## [Exercise brief]
Repeat the material verbatim and drop the pictures.

## [Material provided]
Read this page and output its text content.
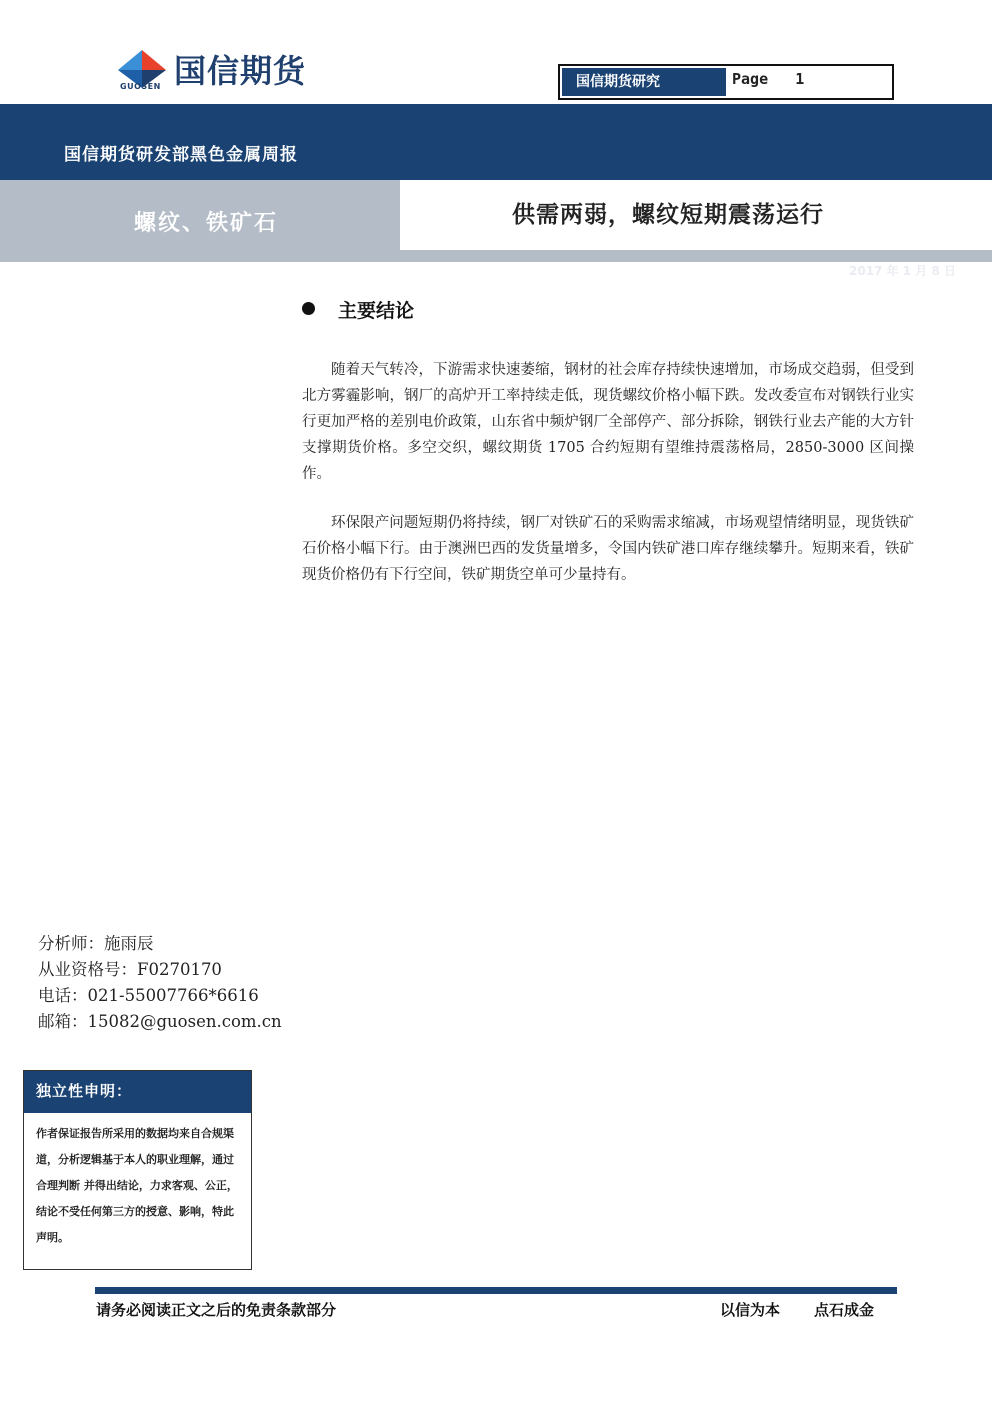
国信期货
GUOSEN	国信期货研究	Page 1
国信期货研发部黑色金属周报
螺纹、铁矿石	供需两弱，螺纹短期震荡运行
2017 年 1 月 8 日
主要结论

随着天气转冷，下游需求快速萎缩，钢材的社会库存持续快速增加，市场成交趋弱，但受到北方雾霾影响，钢厂的高炉开工率持续走低，现货螺纹价格小幅下跌。发改委宣布对钢铁行业实行更加严格的差别电价政策，山东省中频炉钢厂全部停产、部分拆除，钢铁行业去产能的大方针支撑期货价格。多空交织，螺纹期货 1705 合约短期有望维持震荡格局，2850-3000 区间操作。

环保限产问题短期仍将持续，钢厂对铁矿石的采购需求缩减，市场观望情绪明显，现货铁矿石价格小幅下行。由于澳洲巴西的发货量增多，令国内铁矿港口库存继续攀升。短期来看，铁矿现货价格仍有下行空间，铁矿期货空单可少量持有。

分析师：施雨辰
从业资格号：F0270170
电话：021-55007766*6616
邮箱：15082@guosen.com.cn
独立性申明：
作者保证报告所采用的数据均来自合规渠道，分析逻辑基于本人的职业理解，通过合理判断 并得出结论，力求客观、公正，结论不受任何第三方的授意、影响，特此声明。
请务必阅读正文之后的免责条款部分	以信为本 点石成金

## [Completed task]
Read this page and output its text content.
国信期货
GUOSEN	国信期货研究	Page 1
国信期货研发部黑色金属周报
螺纹、铁矿石	供需两弱，螺纹短期震荡运行
2017 年 1 月 8 日
主要结论

随着天气转冷，下游需求快速萎缩，钢材的社会库存持续快速增加，市场成交趋弱，但受到北方雾霾影响，钢厂的高炉开工率持续走低，现货螺纹价格小幅下跌。发改委宣布对钢铁行业实行更加严格的差别电价政策，山东省中频炉钢厂全部停产、部分拆除，钢铁行业去产能的大方针支撑期货价格。多空交织，螺纹期货 1705 合约短期有望维持震荡格局，2850-3000 区间操作。

环保限产问题短期仍将持续，钢厂对铁矿石的采购需求缩减，市场观望情绪明显，现货铁矿石价格小幅下行。由于澳洲巴西的发货量增多，令国内铁矿港口库存继续攀升。短期来看，铁矿现货价格仍有下行空间，铁矿期货空单可少量持有。

分析师：施雨辰
从业资格号：F0270170
电话：021-55007766*6616
邮箱：15082@guosen.com.cn
独立性申明：
作者保证报告所采用的数据均来自合规渠道，分析逻辑基于本人的职业理解，通过合理判断 并得出结论，力求客观、公正，结论不受任何第三方的授意、影响，特此声明。
请务必阅读正文之后的免责条款部分	以信为本 点石成金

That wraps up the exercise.